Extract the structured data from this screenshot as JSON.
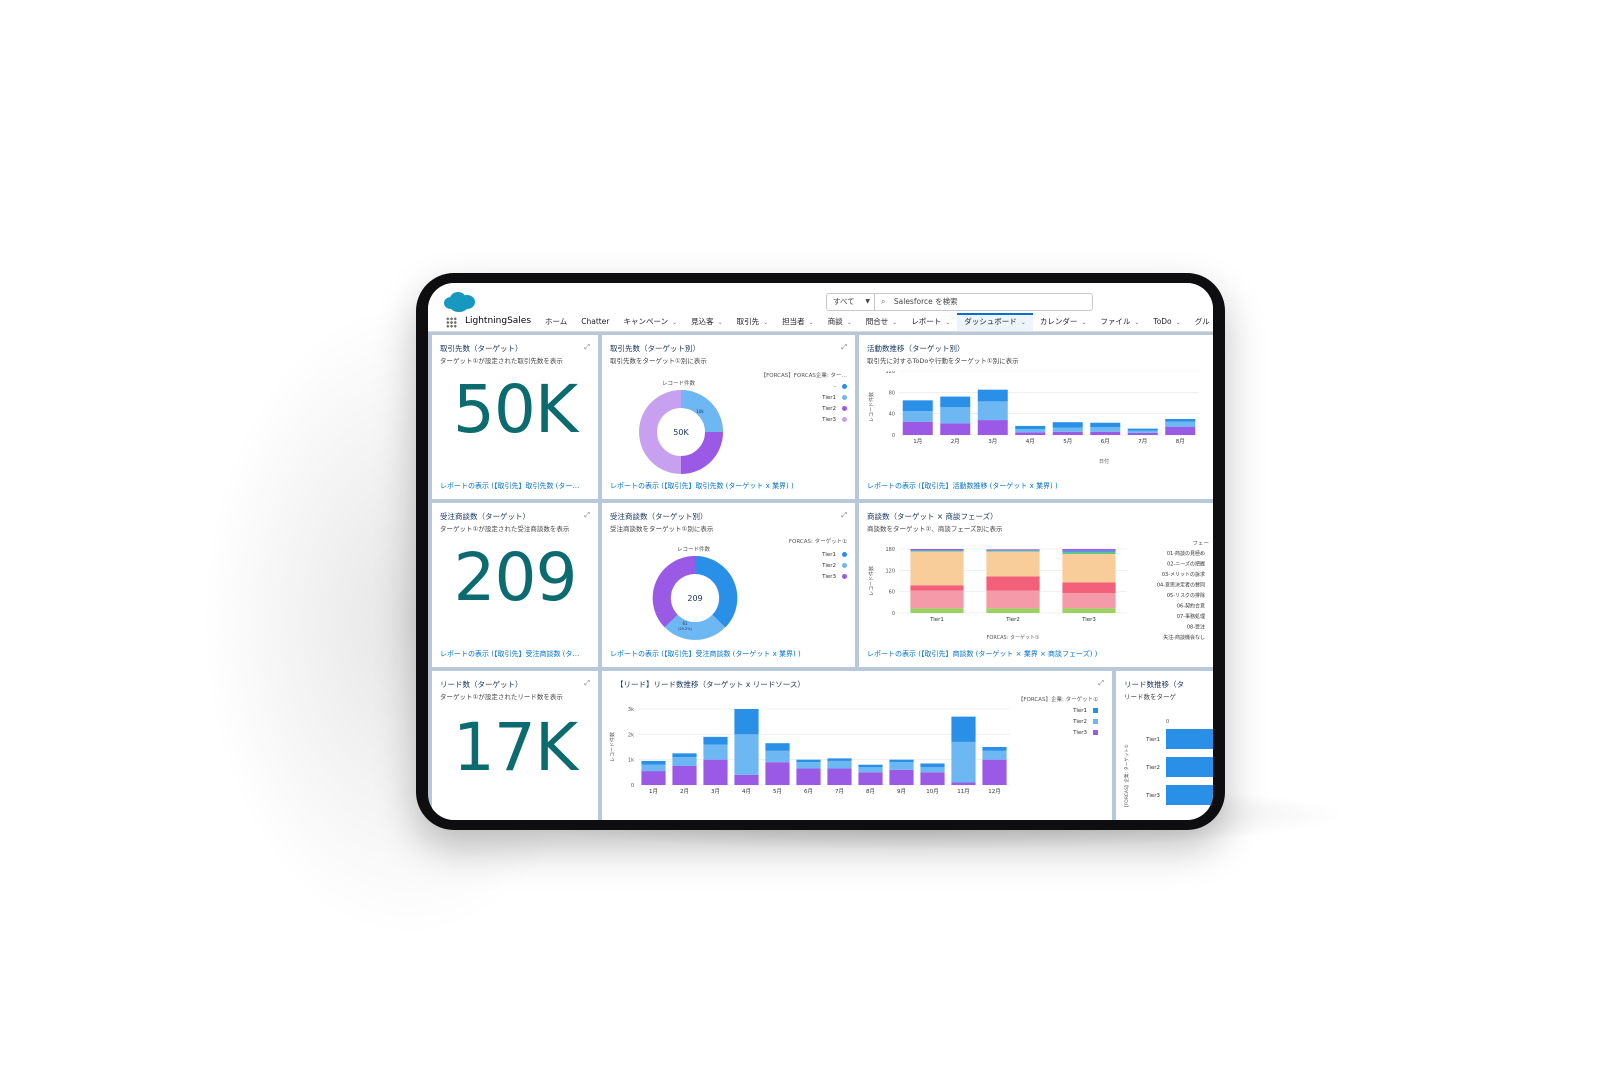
{
  "header": {
    "search_scope": "すべて",
    "search_placeholder": "Salesforce を検索",
    "app_name": "LightningSales"
  },
  "nav": {
    "items": [
      {
        "label": "ホーム",
        "dropdown": false,
        "active": false
      },
      {
        "label": "Chatter",
        "dropdown": false,
        "active": false
      },
      {
        "label": "キャンペーン",
        "dropdown": true,
        "active": false
      },
      {
        "label": "見込客",
        "dropdown": true,
        "active": false
      },
      {
        "label": "取引先",
        "dropdown": true,
        "active": false
      },
      {
        "label": "担当者",
        "dropdown": true,
        "active": false
      },
      {
        "label": "商談",
        "dropdown": true,
        "active": false
      },
      {
        "label": "問合せ",
        "dropdown": true,
        "active": false
      },
      {
        "label": "レポート",
        "dropdown": true,
        "active": false
      },
      {
        "label": "ダッシュボード",
        "dropdown": true,
        "active": true
      },
      {
        "label": "カレンダー",
        "dropdown": true,
        "active": false
      },
      {
        "label": "ファイル",
        "dropdown": true,
        "active": false
      },
      {
        "label": "ToDo",
        "dropdown": true,
        "active": false
      },
      {
        "label": "グル",
        "dropdown": false,
        "active": false
      }
    ]
  },
  "colors": {
    "tier1": "#2a8fe6",
    "tier2": "#6db7f2",
    "tier3": "#9b5ae6",
    "tier3_light": "#c7a1f0",
    "metric": "#0b6b6f",
    "link": "#0070d2"
  },
  "cards": {
    "accounts": {
      "title": "取引先数（ターゲット）",
      "subtitle": "ターゲット①が設定された取引先数を表示",
      "value": "50K",
      "link": "レポートの表示 (【取引先】取引先数 (ター…"
    },
    "accounts_by_target": {
      "title": "取引先数（ターゲット別）",
      "subtitle": "取引先数をターゲット①別に表示",
      "legend_title": "【FORCAS】FORCAS企業: ター…",
      "donut_label": "レコード件数",
      "center": "50K",
      "slice_small_label": "10k",
      "legend": [
        {
          "name": "-",
          "color": "#2a8fe6"
        },
        {
          "name": "Tier1",
          "color": "#6db7f2"
        },
        {
          "name": "Tier2",
          "color": "#9b5ae6"
        },
        {
          "name": "Tier3",
          "color": "#c7a1f0"
        }
      ],
      "link": "レポートの表示 (【取引先】取引先数 (ターゲット x 業界) )"
    },
    "activities": {
      "title": "活動数推移（ターゲット別）",
      "subtitle": "取引先に対するToDoや行動をターゲット①別に表示",
      "ylabel": "レコード件数",
      "xlabel": "日付",
      "link": "レポートの表示 (【取引先】活動数推移 (ターゲット x 業界) )"
    },
    "won": {
      "title": "受注商談数（ターゲット）",
      "subtitle": "ターゲット①が設定された受注商談数を表示",
      "value": "209",
      "link": "レポートの表示 (【取引先】受注商談数 (タ…"
    },
    "won_by_target": {
      "title": "受注商談数（ターゲット別）",
      "subtitle": "受注商談数をターゲット①別に表示",
      "legend_title": "FORCAS: ターゲット①",
      "donut_label": "レコード件数",
      "center": "209",
      "slice_label": "61",
      "slice_pct": "(29.2%)",
      "legend": [
        {
          "name": "Tier1",
          "color": "#2a8fe6"
        },
        {
          "name": "Tier2",
          "color": "#6db7f2"
        },
        {
          "name": "Tier3",
          "color": "#9b5ae6"
        }
      ],
      "link": "レポートの表示 (【取引先】受注商談数 (ターゲット x 業界) )"
    },
    "opps": {
      "title": "商談数（ターゲット × 商談フェーズ）",
      "subtitle": "商談数をターゲット①、商談フェーズ別に表示",
      "ylabel": "レコード件数",
      "xlabel": "FORCAS: ターゲット①",
      "legend_title": "フェー",
      "link": "レポートの表示 (【取引先】商談数 (ターゲット × 業界 × 商談フェーズ) )"
    },
    "leads": {
      "title": "リード数（ターゲット）",
      "subtitle": "ターゲット①が設定されたリード数を表示",
      "value": "17K"
    },
    "lead_trend": {
      "title": "【リード】リード数推移（ターゲット x リードソース）",
      "legend_title": "【FORCAS】企業: ターゲット①",
      "ylabel": "レコード件数"
    },
    "lead_by_target": {
      "title": "リード数推移（タ",
      "subtitle": "リード数をターゲ",
      "ylabel": "【FORCAS】企業: ターゲット①",
      "x0": "0"
    }
  },
  "chart_data": [
    {
      "type": "bar",
      "title": "活動数推移（ターゲット別）",
      "xlabel": "日付",
      "ylabel": "レコード件数",
      "ylim": [
        0,
        120
      ],
      "yticks": [
        "0",
        "40",
        "80",
        "120"
      ],
      "categories": [
        "1月",
        "2月",
        "3月",
        "4月",
        "5月",
        "6月",
        "7月",
        "8月"
      ],
      "series": [
        {
          "name": "Tier3",
          "color": "#9b5ae6",
          "values": [
            25,
            22,
            28,
            5,
            6,
            6,
            4,
            15
          ]
        },
        {
          "name": "Tier2",
          "color": "#6db7f2",
          "values": [
            20,
            30,
            35,
            6,
            8,
            9,
            4,
            10
          ]
        },
        {
          "name": "Tier1",
          "color": "#2a8fe6",
          "values": [
            20,
            20,
            22,
            6,
            10,
            8,
            4,
            5
          ]
        }
      ]
    },
    {
      "type": "bar",
      "title": "商談数（ターゲット × 商談フェーズ）",
      "xlabel": "FORCAS: ターゲット①",
      "ylabel": "レコード件数",
      "ylim": [
        0,
        180
      ],
      "yticks": [
        "0",
        "60",
        "120",
        "180"
      ],
      "categories": [
        "Tier1",
        "Tier2",
        "Tier3"
      ],
      "series": [
        {
          "name": "01-商談の見極め",
          "color": "#96d35f",
          "values": [
            13,
            13,
            13
          ]
        },
        {
          "name": "02-ニーズの把握",
          "color": "#f49aa8",
          "values": [
            50,
            50,
            43
          ]
        },
        {
          "name": "03-メリットの訴求",
          "color": "#f2607a",
          "values": [
            15,
            40,
            30
          ]
        },
        {
          "name": "04-意思決定者の賛同",
          "color": "#f9cd9a",
          "values": [
            95,
            70,
            80
          ]
        },
        {
          "name": "05-リスクの排除",
          "color": "#f7b27a",
          "values": [
            0,
            0,
            0
          ]
        },
        {
          "name": "06-契約合意",
          "color": "#5bc48e",
          "values": [
            2,
            2,
            6
          ]
        },
        {
          "name": "07-事務処理",
          "color": "#2a8fe6",
          "values": [
            2,
            2,
            3
          ]
        },
        {
          "name": "08-受注",
          "color": "#9b5ae6",
          "values": [
            3,
            2,
            5
          ]
        },
        {
          "name": "失注-商談機会なし",
          "color": "#c9c9c9",
          "values": [
            0,
            0,
            0
          ]
        }
      ]
    },
    {
      "type": "bar",
      "title": "【リード】リード数推移（ターゲット x リードソース）",
      "ylabel": "レコード件数",
      "ylim": [
        0,
        3000
      ],
      "yticks": [
        "0",
        "1k",
        "2k",
        "3k"
      ],
      "categories": [
        "1月",
        "2月",
        "3月",
        "4月",
        "5月",
        "6月",
        "7月",
        "8月",
        "9月",
        "10月",
        "11月",
        "12月"
      ],
      "series": [
        {
          "name": "Tier3",
          "color": "#9b5ae6",
          "values": [
            550,
            750,
            1000,
            400,
            900,
            650,
            650,
            500,
            600,
            500,
            100,
            1000
          ]
        },
        {
          "name": "Tier2",
          "color": "#6db7f2",
          "values": [
            250,
            350,
            600,
            1600,
            450,
            250,
            300,
            200,
            300,
            200,
            1600,
            350
          ]
        },
        {
          "name": "Tier1",
          "color": "#2a8fe6",
          "values": [
            150,
            150,
            300,
            1000,
            300,
            100,
            100,
            100,
            100,
            150,
            1000,
            150
          ]
        }
      ]
    },
    {
      "type": "bar",
      "title": "リード数推移（タ",
      "categories": [
        "Tier1",
        "Tier2",
        "Tier3"
      ],
      "values": [
        1,
        1,
        1
      ]
    }
  ]
}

▶ [EXERCISE DETAILS]: Give the number of lines where the string "レポートの表示" occurs, without any further text.

▶ [FULL ANSWER]: 6